# Exercise instructions:
Every line of the listing must be reproduced as it stands. Leave the images behind.

··· Records supplied

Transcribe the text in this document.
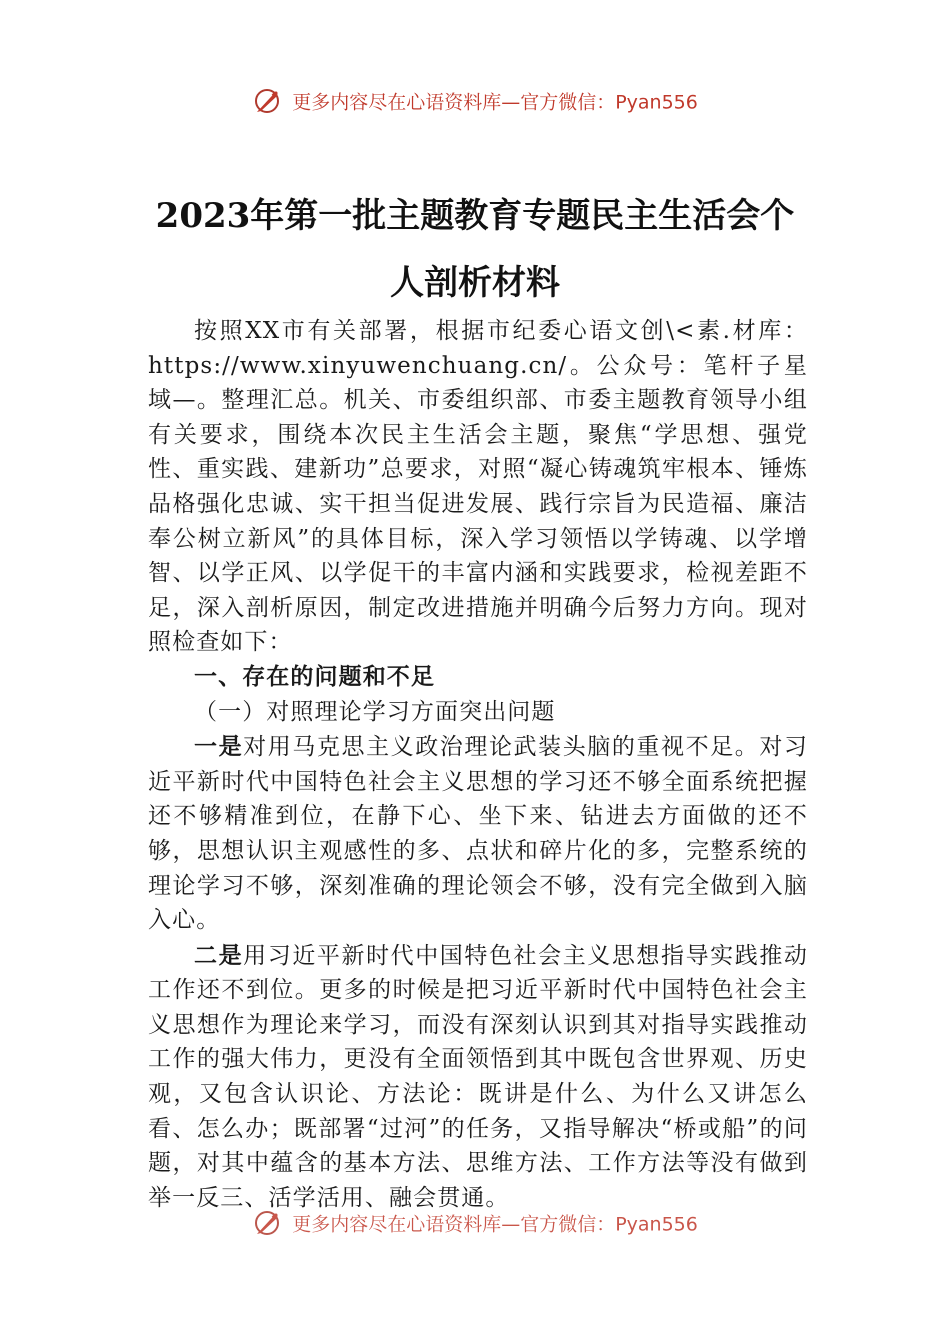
更多内容尽在心语资料库—官方微信：Pyan556
2023年第一批主题教育专题民主生活会个
人剖析材料

按照XX市有关部署，根据市纪委心语文创\<素.材库：https://www.xinyuwenchuang.cn/。公众号：笔杆子星域—。整理汇总。机关、市委组织部、市委主题教育领导小组有关要求，围绕本次民主生活会主题，聚焦“学思想、强党性、重实践、建新功”总要求，对照“凝心铸魂筑牢根本、锤炼品格强化忠诚、实干担当促进发展、践行宗旨为民造福、廉洁奉公树立新风”的具体目标，深入学习领悟以学铸魂、以学增智、以学正风、以学促干的丰富内涵和实践要求，检视差距不足，深入剖析原因，制定改进措施并明确今后努力方向。现对照检查如下：

一、存在的问题和不足

（一）对照理论学习方面突出问题

一是对用马克思主义政治理论武装头脑的重视不足。对习近平新时代中国特色社会主义思想的学习还不够全面系统把握还不够精准到位，在静下心、坐下来、钻进去方面做的还不够，思想认识主观感性的多、点状和碎片化的多，完整系统的理论学习不够，深刻准确的理论领会不够，没有完全做到入脑入心。

二是用习近平新时代中国特色社会主义思想指导实践推动工作还不到位。更多的时候是把习近平新时代中国特色社会主义思想作为理论来学习，而没有深刻认识到其对指导实践推动工作的强大伟力，更没有全面领悟到其中既包含世界观、历史观，又包含认识论、方法论：既讲是什么、为什么又讲怎么看、怎么办；既部署“过河”的任务，又指导解决“桥或船”的问题，对其中蕴含的基本方法、思维方法、工作方法等没有做到举一反三、活学活用、融会贯通。

更多内容尽在心语资料库—官方微信：Pyan556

······

# Output for this exercise:
Transcribe the text in this document.
更多内容尽在心语资料库—官方微信：Pyan556
2023年第一批主题教育专题民主生活会个
人剖析材料

按照XX市有关部署，根据市纪委心语文创\<素.材库：https://www.xinyuwenchuang.cn/。公众号：笔杆子星域—。整理汇总。机关、市委组织部、市委主题教育领导小组有关要求，围绕本次民主生活会主题，聚焦“学思想、强党性、重实践、建新功”总要求，对照“凝心铸魂筑牢根本、锤炼品格强化忠诚、实干担当促进发展、践行宗旨为民造福、廉洁奉公树立新风”的具体目标，深入学习领悟以学铸魂、以学增智、以学正风、以学促干的丰富内涵和实践要求，检视差距不足，深入剖析原因，制定改进措施并明确今后努力方向。现对照检查如下：

一、存在的问题和不足

（一）对照理论学习方面突出问题

一是对用马克思主义政治理论武装头脑的重视不足。对习近平新时代中国特色社会主义思想的学习还不够全面系统把握还不够精准到位，在静下心、坐下来、钻进去方面做的还不够，思想认识主观感性的多、点状和碎片化的多，完整系统的理论学习不够，深刻准确的理论领会不够，没有完全做到入脑入心。

二是用习近平新时代中国特色社会主义思想指导实践推动工作还不到位。更多的时候是把习近平新时代中国特色社会主义思想作为理论来学习，而没有深刻认识到其对指导实践推动工作的强大伟力，更没有全面领悟到其中既包含世界观、历史观，又包含认识论、方法论：既讲是什么、为什么又讲怎么看、怎么办；既部署“过河”的任务，又指导解决“桥或船”的问题，对其中蕴含的基本方法、思维方法、工作方法等没有做到举一反三、活学活用、融会贯通。

更多内容尽在心语资料库—官方微信：Pyan556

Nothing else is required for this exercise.